[Data extracted from a collection]
********************

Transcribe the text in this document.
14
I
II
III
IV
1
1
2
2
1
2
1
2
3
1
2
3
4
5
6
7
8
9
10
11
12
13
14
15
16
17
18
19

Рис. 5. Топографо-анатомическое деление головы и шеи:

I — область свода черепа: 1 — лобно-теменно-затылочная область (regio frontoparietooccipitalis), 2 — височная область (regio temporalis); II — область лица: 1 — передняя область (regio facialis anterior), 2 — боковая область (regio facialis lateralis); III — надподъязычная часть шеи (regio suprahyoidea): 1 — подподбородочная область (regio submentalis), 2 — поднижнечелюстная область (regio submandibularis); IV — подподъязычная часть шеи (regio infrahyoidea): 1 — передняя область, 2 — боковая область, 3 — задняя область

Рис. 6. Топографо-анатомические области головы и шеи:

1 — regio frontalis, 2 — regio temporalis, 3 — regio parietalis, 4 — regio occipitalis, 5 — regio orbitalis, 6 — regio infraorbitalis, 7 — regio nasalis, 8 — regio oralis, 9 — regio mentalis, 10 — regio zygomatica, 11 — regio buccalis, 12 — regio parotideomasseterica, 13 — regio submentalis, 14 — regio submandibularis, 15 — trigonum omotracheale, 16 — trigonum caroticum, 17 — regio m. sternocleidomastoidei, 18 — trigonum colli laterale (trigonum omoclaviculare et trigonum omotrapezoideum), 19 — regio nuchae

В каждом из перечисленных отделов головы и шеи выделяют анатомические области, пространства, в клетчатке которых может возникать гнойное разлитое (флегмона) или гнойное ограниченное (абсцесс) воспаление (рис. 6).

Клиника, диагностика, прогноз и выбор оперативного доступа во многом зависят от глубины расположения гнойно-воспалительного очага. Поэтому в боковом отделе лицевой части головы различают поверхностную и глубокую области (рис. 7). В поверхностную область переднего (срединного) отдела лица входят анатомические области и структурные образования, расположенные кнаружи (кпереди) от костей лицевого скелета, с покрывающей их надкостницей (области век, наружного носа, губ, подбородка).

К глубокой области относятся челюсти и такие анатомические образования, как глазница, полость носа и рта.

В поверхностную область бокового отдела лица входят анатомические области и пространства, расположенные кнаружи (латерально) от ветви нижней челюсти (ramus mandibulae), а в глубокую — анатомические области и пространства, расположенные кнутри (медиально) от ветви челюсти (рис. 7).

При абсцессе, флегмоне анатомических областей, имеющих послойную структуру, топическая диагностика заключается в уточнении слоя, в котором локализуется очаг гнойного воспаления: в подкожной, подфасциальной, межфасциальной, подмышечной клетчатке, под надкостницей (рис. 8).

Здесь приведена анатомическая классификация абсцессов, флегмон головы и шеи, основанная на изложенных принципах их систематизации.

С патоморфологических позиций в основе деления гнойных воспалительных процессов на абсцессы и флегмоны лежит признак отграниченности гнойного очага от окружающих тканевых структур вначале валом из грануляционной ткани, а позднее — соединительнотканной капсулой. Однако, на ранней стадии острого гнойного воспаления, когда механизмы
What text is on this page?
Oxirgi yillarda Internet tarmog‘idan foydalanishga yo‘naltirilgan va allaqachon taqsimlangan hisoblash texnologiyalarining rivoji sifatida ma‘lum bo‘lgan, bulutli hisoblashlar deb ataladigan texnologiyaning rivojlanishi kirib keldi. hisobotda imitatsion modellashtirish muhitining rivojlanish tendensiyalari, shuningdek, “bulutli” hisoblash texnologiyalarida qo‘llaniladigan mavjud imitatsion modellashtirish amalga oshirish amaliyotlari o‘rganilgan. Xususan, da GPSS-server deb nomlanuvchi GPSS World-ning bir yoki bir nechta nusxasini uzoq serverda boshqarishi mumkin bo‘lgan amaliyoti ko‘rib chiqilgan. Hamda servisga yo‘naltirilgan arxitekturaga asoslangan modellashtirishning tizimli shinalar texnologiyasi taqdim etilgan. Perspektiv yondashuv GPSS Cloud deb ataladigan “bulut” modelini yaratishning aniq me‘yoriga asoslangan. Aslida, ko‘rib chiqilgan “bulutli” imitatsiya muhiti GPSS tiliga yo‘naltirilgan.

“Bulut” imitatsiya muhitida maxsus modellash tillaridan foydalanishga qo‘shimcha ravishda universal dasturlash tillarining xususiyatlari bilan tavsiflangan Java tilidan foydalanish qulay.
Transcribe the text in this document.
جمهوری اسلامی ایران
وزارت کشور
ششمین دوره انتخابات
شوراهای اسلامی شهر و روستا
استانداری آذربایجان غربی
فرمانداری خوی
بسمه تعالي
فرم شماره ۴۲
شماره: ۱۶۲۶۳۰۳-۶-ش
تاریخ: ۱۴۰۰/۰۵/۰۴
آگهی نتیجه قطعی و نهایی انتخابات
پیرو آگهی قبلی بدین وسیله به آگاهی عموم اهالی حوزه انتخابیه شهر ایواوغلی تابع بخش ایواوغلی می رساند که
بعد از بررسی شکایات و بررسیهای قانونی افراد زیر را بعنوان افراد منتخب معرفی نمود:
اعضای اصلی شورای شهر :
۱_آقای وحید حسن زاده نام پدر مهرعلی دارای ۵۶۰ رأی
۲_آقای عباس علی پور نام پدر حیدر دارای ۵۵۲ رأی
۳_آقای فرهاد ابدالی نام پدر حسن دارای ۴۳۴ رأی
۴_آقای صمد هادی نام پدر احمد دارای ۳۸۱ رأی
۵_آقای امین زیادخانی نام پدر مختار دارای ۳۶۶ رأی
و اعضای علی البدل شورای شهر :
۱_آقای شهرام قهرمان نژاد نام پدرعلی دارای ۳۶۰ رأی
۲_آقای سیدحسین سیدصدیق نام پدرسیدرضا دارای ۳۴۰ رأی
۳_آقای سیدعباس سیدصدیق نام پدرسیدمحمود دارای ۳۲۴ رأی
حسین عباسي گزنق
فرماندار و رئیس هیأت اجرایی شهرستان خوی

********************

The task
Can you give every line above again, exactly as written?

Exercise answer
Transcribe the text in this document.
14
I
II
III
IV
1
1
2
2
1
2
1
2
3
1
2
3
4
5
6
7
8
9
10
11
12
13
14
15
16
17
18
19

Рис. 5. Топографо-анатомическое деление головы и шеи:

I — область свода черепа: 1 — лобно-теменно-затылочная область (regio frontoparietooccipitalis), 2 — височная область (regio temporalis); II — область лица: 1 — передняя область (regio facialis anterior), 2 — боковая область (regio facialis lateralis); III — надподъязычная часть шеи (regio suprahyoidea): 1 — подподбородочная область (regio submentalis), 2 — поднижнечелюстная область (regio submandibularis); IV — подподъязычная часть шеи (regio infrahyoidea): 1 — передняя область, 2 — боковая область, 3 — задняя область

Рис. 6. Топографо-анатомические области головы и шеи:

1 — regio frontalis, 2 — regio temporalis, 3 — regio parietalis, 4 — regio occipitalis, 5 — regio orbitalis, 6 — regio infraorbitalis, 7 — regio nasalis, 8 — regio oralis, 9 — regio mentalis, 10 — regio zygomatica, 11 — regio buccalis, 12 — regio parotideomasseterica, 13 — regio submentalis, 14 — regio submandibularis, 15 — trigonum omotracheale, 16 — trigonum caroticum, 17 — regio m. sternocleidomastoidei, 18 — trigonum colli laterale (trigonum omoclaviculare et trigonum omotrapezoideum), 19 — regio nuchae

В каждом из перечисленных отделов головы и шеи выделяют анатомические области, пространства, в клетчатке которых может возникать гнойное разлитое (флегмона) или гнойное ограниченное (абсцесс) воспаление (рис. 6).

Клиника, диагностика, прогноз и выбор оперативного доступа во многом зависят от глубины расположения гнойно-воспалительного очага. Поэтому в боковом отделе лицевой части головы различают поверхностную и глубокую области (рис. 7). В поверхностную область переднего (срединного) отдела лица входят анатомические области и структурные образования, расположенные кнаружи (кпереди) от костей лицевого скелета, с покрывающей их надкостницей (области век, наружного носа, губ, подбородка).

К глубокой области относятся челюсти и такие анатомические образования, как глазница, полость носа и рта.

В поверхностную область бокового отдела лица входят анатомические области и пространства, расположенные кнаружи (латерально) от ветви нижней челюсти (ramus mandibulae), а в глубокую — анатомические области и пространства, расположенные кнутри (медиально) от ветви челюсти (рис. 7).

При абсцессе, флегмоне анатомических областей, имеющих послойную структуру, топическая диагностика заключается в уточнении слоя, в котором локализуется очаг гнойного воспаления: в подкожной, подфасциальной, межфасциальной, подмышечной клетчатке, под надкостницей (рис. 8).

Здесь приведена анатомическая классификация абсцессов, флегмон головы и шеи, основанная на изложенных принципах их систематизации.

С патоморфологических позиций в основе деления гнойных воспалительных процессов на абсцессы и флегмоны лежит признак отграниченности гнойного очага от окружающих тканевых структур вначале валом из грануляционной ткани, а позднее — соединительнотканной капсулой. Однако, на ранней стадии острого гнойного воспаления, когда механизмы
What text is on this page?
Oxirgi yillarda Internet tarmog‘idan foydalanishga yo‘naltirilgan va allaqachon taqsimlangan hisoblash texnologiyalarining rivoji sifatida ma‘lum bo‘lgan, bulutli hisoblashlar deb ataladigan texnologiyaning rivojlanishi kirib keldi. hisobotda imitatsion modellashtirish muhitining rivojlanish tendensiyalari, shuningdek, “bulutli” hisoblash texnologiyalarida qo‘llaniladigan mavjud imitatsion modellashtirish amalga oshirish amaliyotlari o‘rganilgan. Xususan, da GPSS-server deb nomlanuvchi GPSS World-ning bir yoki bir nechta nusxasini uzoq serverda boshqarishi mumkin bo‘lgan amaliyoti ko‘rib chiqilgan. Hamda servisga yo‘naltirilgan arxitekturaga asoslangan modellashtirishning tizimli shinalar texnologiyasi taqdim etilgan. Perspektiv yondashuv GPSS Cloud deb ataladigan “bulut” modelini yaratishning aniq me‘yoriga asoslangan. Aslida, ko‘rib chiqilgan “bulutli” imitatsiya muhiti GPSS tiliga yo‘naltirilgan.

“Bulut” imitatsiya muhitida maxsus modellash tillaridan foydalanishga qo‘shimcha ravishda universal dasturlash tillarining xususiyatlari bilan tavsiflangan Java tilidan foydalanish qulay.
Transcribe the text in this document.
جمهوری اسلامی ایران
وزارت کشور
ششمین دوره انتخابات
شوراهای اسلامی شهر و روستا
استانداری آذربایجان غربی
فرمانداری خوی
بسمه تعالي
فرم شماره ۴۲
شماره: ۱۶۲۶۳۰۳-۶-ش
تاریخ: ۱۴۰۰/۰۵/۰۴
آگهی نتیجه قطعی و نهایی انتخابات
پیرو آگهی قبلی بدین وسیله به آگاهی عموم اهالی حوزه انتخابیه شهر ایواوغلی تابع بخش ایواوغلی می رساند که
بعد از بررسی شکایات و بررسیهای قانونی افراد زیر را بعنوان افراد منتخب معرفی نمود:
اعضای اصلی شورای شهر :
۱_آقای وحید حسن زاده نام پدر مهرعلی دارای ۵۶۰ رأی
۲_آقای عباس علی پور نام پدر حیدر دارای ۵۵۲ رأی
۳_آقای فرهاد ابدالی نام پدر حسن دارای ۴۳۴ رأی
۴_آقای صمد هادی نام پدر احمد دارای ۳۸۱ رأی
۵_آقای امین زیادخانی نام پدر مختار دارای ۳۶۶ رأی
و اعضای علی البدل شورای شهر :
۱_آقای شهرام قهرمان نژاد نام پدرعلی دارای ۳۶۰ رأی
۲_آقای سیدحسین سیدصدیق نام پدرسیدرضا دارای ۳۴۰ رأی
۳_آقای سیدعباس سیدصدیق نام پدرسیدمحمود دارای ۳۲۴ رأی
حسین عباسي گزنق
فرماندار و رئیس هیأت اجرایی شهرستان خوی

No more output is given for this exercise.